## Goal:
Every entry below should be printed exactly, without its images.

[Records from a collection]
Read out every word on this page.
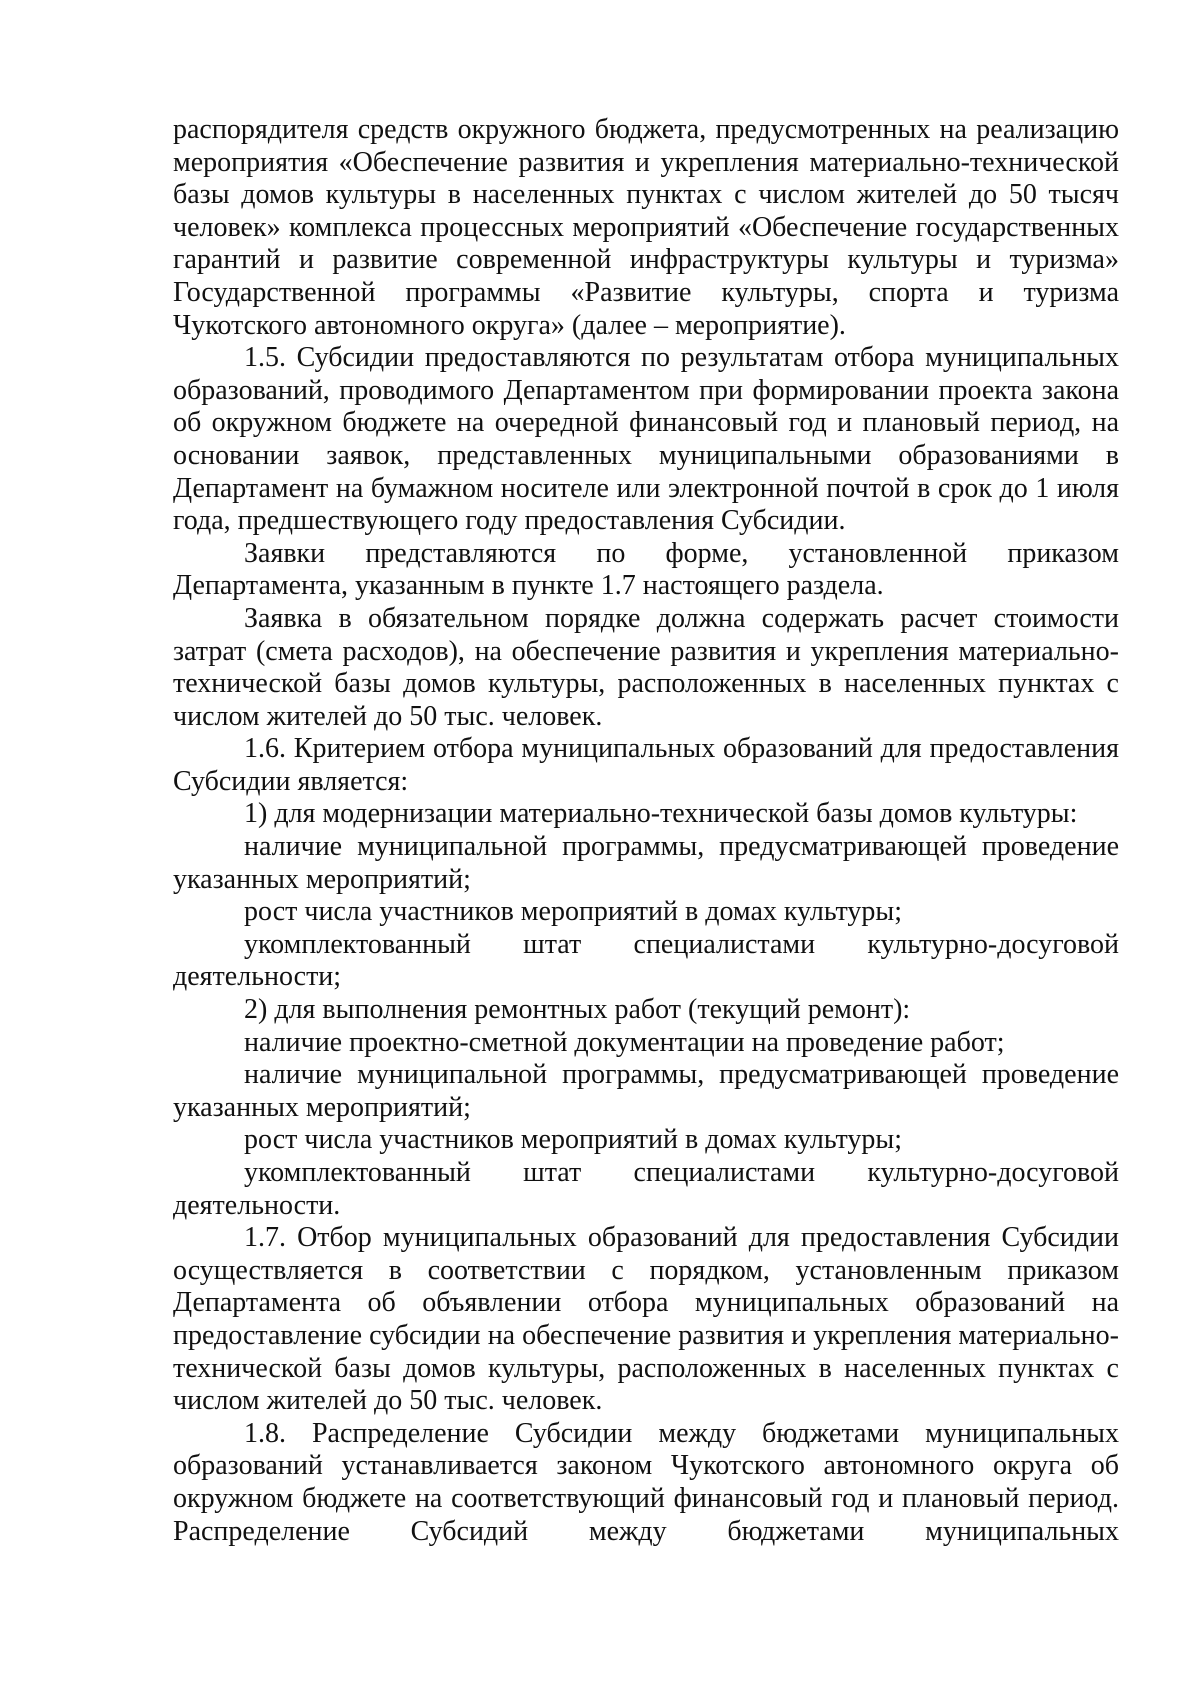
распорядителя средств окружного бюджета, предусмотренных на реализацию мероприятия «Обеспечение развития и укрепления материально-технической базы домов культуры в населенных пунктах с числом жителей до 50 тысяч человек» комплекса процессных мероприятий «Обеспечение государственных гарантий и развитие современной инфраструктуры культуры и туризма» Государственной программы «Развитие культуры, спорта и туризма Чукотского автономного округа» (далее – мероприятие).

1.5. Субсидии предоставляются по результатам отбора муниципальных образований, проводимого Департаментом при формировании проекта закона об окружном бюджете на очередной финансовый год и плановый период, на основании заявок, представленных муниципальными образованиями в Департамент на бумажном носителе или электронной почтой в срок до 1 июля года, предшествующего году предоставления Субсидии.

Заявки представляются по форме, установленной приказом Департамента, указанным в пункте 1.7 настоящего раздела.

Заявка в обязательном порядке должна содержать расчет стоимости затрат (смета расходов), на обеспечение развития и укрепления материально-технической базы домов культуры, расположенных в населенных пунктах с числом жителей до 50 тыс. человек.

1.6. Критерием отбора муниципальных образований для предоставления Субсидии является:

1) для модернизации материально-технической базы домов культуры:

наличие муниципальной программы, предусматривающей проведение указанных мероприятий;

рост числа участников мероприятий в домах культуры;

укомплектованный штат специалистами культурно-досуговой деятельности;

2) для выполнения ремонтных работ (текущий ремонт):

наличие проектно-сметной документации на проведение работ;

наличие муниципальной программы, предусматривающей проведение указанных мероприятий;

рост числа участников мероприятий в домах культуры;

укомплектованный штат специалистами культурно-досуговой деятельности.

1.7. Отбор муниципальных образований для предоставления Субсидии осуществляется в соответствии с порядком, установленным приказом Департамента об объявлении отбора муниципальных образований на предоставление субсидии на обеспечение развития и укрепления материально-технической базы домов культуры, расположенных в населенных пунктах с числом жителей до 50 тыс. человек.

1.8. Распределение Субсидии между бюджетами муниципальных образований устанавливается законом Чукотского автономного округа об окружном бюджете на соответствующий финансовый год и плановый период. Распределение Субсидий между бюджетами муниципальных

## Result for this task:
Read out every word on this page.
распорядителя средств окружного бюджета, предусмотренных на реализацию мероприятия «Обеспечение развития и укрепления материально-технической базы домов культуры в населенных пунктах с числом жителей до 50 тысяч человек» комплекса процессных мероприятий «Обеспечение государственных гарантий и развитие современной инфраструктуры культуры и туризма» Государственной программы «Развитие культуры, спорта и туризма Чукотского автономного округа» (далее – мероприятие).

1.5. Субсидии предоставляются по результатам отбора муниципальных образований, проводимого Департаментом при формировании проекта закона об окружном бюджете на очередной финансовый год и плановый период, на основании заявок, представленных муниципальными образованиями в Департамент на бумажном носителе или электронной почтой в срок до 1 июля года, предшествующего году предоставления Субсидии.

Заявки представляются по форме, установленной приказом Департамента, указанным в пункте 1.7 настоящего раздела.

Заявка в обязательном порядке должна содержать расчет стоимости затрат (смета расходов), на обеспечение развития и укрепления материально-технической базы домов культуры, расположенных в населенных пунктах с числом жителей до 50 тыс. человек.

1.6. Критерием отбора муниципальных образований для предоставления Субсидии является:

1) для модернизации материально-технической базы домов культуры:

наличие муниципальной программы, предусматривающей проведение указанных мероприятий;

рост числа участников мероприятий в домах культуры;

укомплектованный штат специалистами культурно-досуговой деятельности;

2) для выполнения ремонтных работ (текущий ремонт):

наличие проектно-сметной документации на проведение работ;

наличие муниципальной программы, предусматривающей проведение указанных мероприятий;

рост числа участников мероприятий в домах культуры;

укомплектованный штат специалистами культурно-досуговой деятельности.

1.7. Отбор муниципальных образований для предоставления Субсидии осуществляется в соответствии с порядком, установленным приказом Департамента об объявлении отбора муниципальных образований на предоставление субсидии на обеспечение развития и укрепления материально-технической базы домов культуры, расположенных в населенных пунктах с числом жителей до 50 тыс. человек.

1.8. Распределение Субсидии между бюджетами муниципальных образований устанавливается законом Чукотского автономного округа об окружном бюджете на соответствующий финансовый год и плановый период. Распределение Субсидий между бюджетами муниципальных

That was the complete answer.